Dataset entries

++++++

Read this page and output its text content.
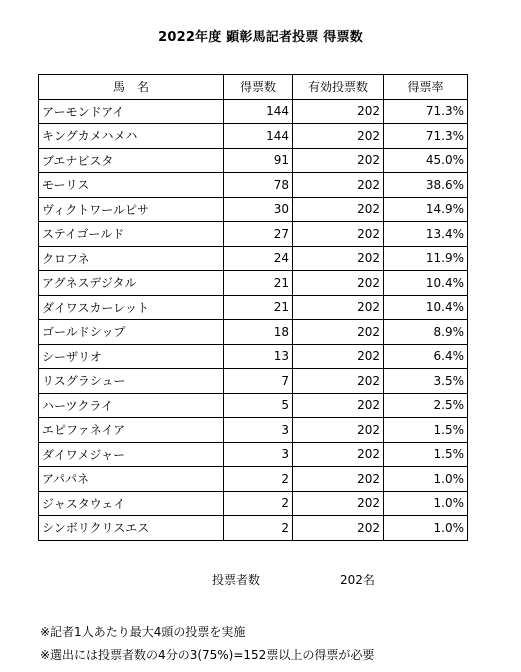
2022年度 顕彰馬記者投票 得票数
馬　名	得票数	有効投票数	得票率
アーモンドアイ	144	202	71.3%
キングカメハメハ	144	202	71.3%
ブエナビスタ	91	202	45.0%
モーリス	78	202	38.6%
ヴィクトワールピサ	30	202	14.9%
ステイゴールド	27	202	13.4%
クロフネ	24	202	11.9%
アグネスデジタル	21	202	10.4%
ダイワスカーレット	21	202	10.4%
ゴールドシップ	18	202	8.9%
シーザリオ	13	202	6.4%
リスグラシュー	7	202	3.5%
ハーツクライ	5	202	2.5%
エピファネイア	3	202	1.5%
ダイワメジャー	3	202	1.5%
アパパネ	2	202	1.0%
ジャスタウェイ	2	202	1.0%
シンボリクリスエス	2	202	1.0%
投票者数	202名
※記者1人あたり最大4頭の投票を実施
※選出には投票者数の4分の3(75%)=152票以上の得票が必要
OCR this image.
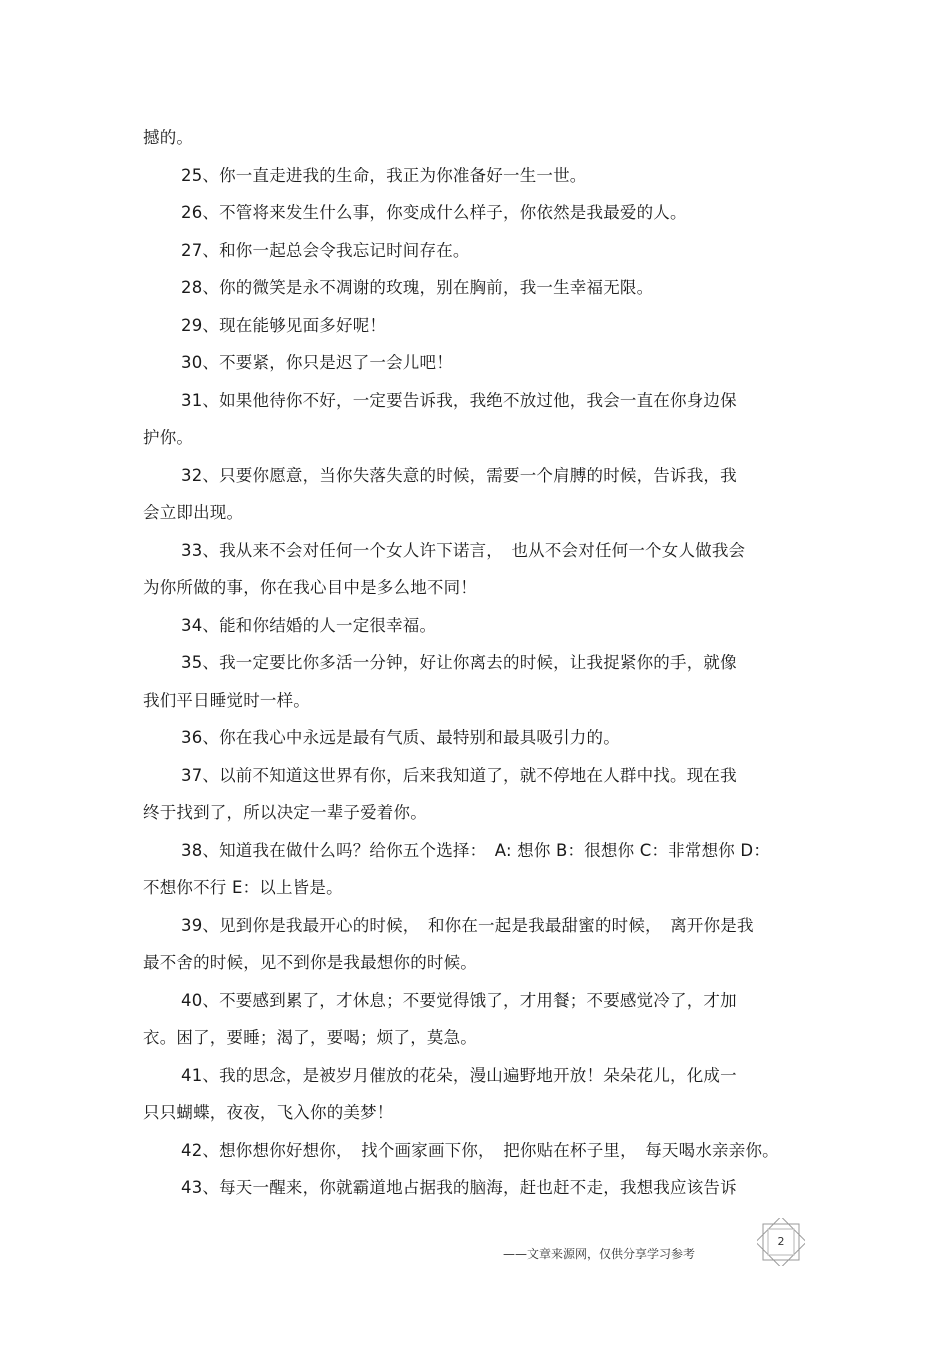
撼的。
25、你一直走进我的生命，我正为你准备好一生一世。
26、不管将来发生什么事，你变成什么样子，你依然是我最爱的人。
27、和你一起总会令我忘记时间存在。
28、你的微笑是永不凋谢的玫瑰，别在胸前，我一生幸福无限。
29、现在能够见面多好呢！
30、不要紧，你只是迟了一会儿吧！
31、如果他待你不好，一定要告诉我，我绝不放过他，我会一直在你身边保
护你。
32、只要你愿意，当你失落失意的时候，需要一个肩膊的时候，告诉我，我
会立即出现。
33、我从来不会对任何一个女人许下诺言，　也从不会对任何一个女人做我会
为你所做的事，你在我心目中是多么地不同！
34、能和你结婚的人一定很幸福。
35、我一定要比你多活一分钟，好让你离去的时候，让我捉紧你的手，就像
我们平日睡觉时一样。
36、你在我心中永远是最有气质、最特别和最具吸引力的。
37、以前不知道这世界有你，后来我知道了，就不停地在人群中找。现在我
终于找到了，所以决定一辈子爱着你。
38、知道我在做什么吗？给你五个选择：　A: 想你 B：很想你 C：非常想你 D：
不想你不行 E：以上皆是。
39、见到你是我最开心的时候，　和你在一起是我最甜蜜的时候，　离开你是我
最不舍的时候，见不到你是我最想你的时候。
40、不要感到累了，才休息；不要觉得饿了，才用餐；不要感觉冷了，才加
衣。困了，要睡；渴了，要喝；烦了，莫急。
41、我的思念，是被岁月催放的花朵，漫山遍野地开放！朵朵花儿，化成一
只只蝴蝶，夜夜，飞入你的美梦！
42、想你想你好想你，　找个画家画下你，　把你贴在杯子里，　每天喝水亲亲你。
43、每天一醒来，你就霸道地占据我的脑海，赶也赶不走，我想我应该告诉
——文章来源网，仅供分享学习参考
2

++++++

Send back the data above word for word, with the pictures left out.

> _RESPONSE BELOW_:
Read this page and output its text content.
2022年度 顕彰馬記者投票 得票数
馬　名	得票数	有効投票数	得票率
アーモンドアイ	144	202	71.3%
キングカメハメハ	144	202	71.3%
ブエナビスタ	91	202	45.0%
モーリス	78	202	38.6%
ヴィクトワールピサ	30	202	14.9%
ステイゴールド	27	202	13.4%
クロフネ	24	202	11.9%
アグネスデジタル	21	202	10.4%
ダイワスカーレット	21	202	10.4%
ゴールドシップ	18	202	8.9%
シーザリオ	13	202	6.4%
リスグラシュー	7	202	3.5%
ハーツクライ	5	202	2.5%
エピファネイア	3	202	1.5%
ダイワメジャー	3	202	1.5%
アパパネ	2	202	1.0%
ジャスタウェイ	2	202	1.0%
シンボリクリスエス	2	202	1.0%
投票者数	202名
※記者1人あたり最大4頭の投票を実施
※選出には投票者数の4分の3(75%)=152票以上の得票が必要
OCR this image.
撼的。
25、你一直走进我的生命，我正为你准备好一生一世。
26、不管将来发生什么事，你变成什么样子，你依然是我最爱的人。
27、和你一起总会令我忘记时间存在。
28、你的微笑是永不凋谢的玫瑰，别在胸前，我一生幸福无限。
29、现在能够见面多好呢！
30、不要紧，你只是迟了一会儿吧！
31、如果他待你不好，一定要告诉我，我绝不放过他，我会一直在你身边保
护你。
32、只要你愿意，当你失落失意的时候，需要一个肩膊的时候，告诉我，我
会立即出现。
33、我从来不会对任何一个女人许下诺言，　也从不会对任何一个女人做我会
为你所做的事，你在我心目中是多么地不同！
34、能和你结婚的人一定很幸福。
35、我一定要比你多活一分钟，好让你离去的时候，让我捉紧你的手，就像
我们平日睡觉时一样。
36、你在我心中永远是最有气质、最特别和最具吸引力的。
37、以前不知道这世界有你，后来我知道了，就不停地在人群中找。现在我
终于找到了，所以决定一辈子爱着你。
38、知道我在做什么吗？给你五个选择：　A: 想你 B：很想你 C：非常想你 D：
不想你不行 E：以上皆是。
39、见到你是我最开心的时候，　和你在一起是我最甜蜜的时候，　离开你是我
最不舍的时候，见不到你是我最想你的时候。
40、不要感到累了，才休息；不要觉得饿了，才用餐；不要感觉冷了，才加
衣。困了，要睡；渴了，要喝；烦了，莫急。
41、我的思念，是被岁月催放的花朵，漫山遍野地开放！朵朵花儿，化成一
只只蝴蝶，夜夜，飞入你的美梦！
42、想你想你好想你，　找个画家画下你，　把你贴在杯子里，　每天喝水亲亲你。
43、每天一醒来，你就霸道地占据我的脑海，赶也赶不走，我想我应该告诉
——文章来源网，仅供分享学习参考
2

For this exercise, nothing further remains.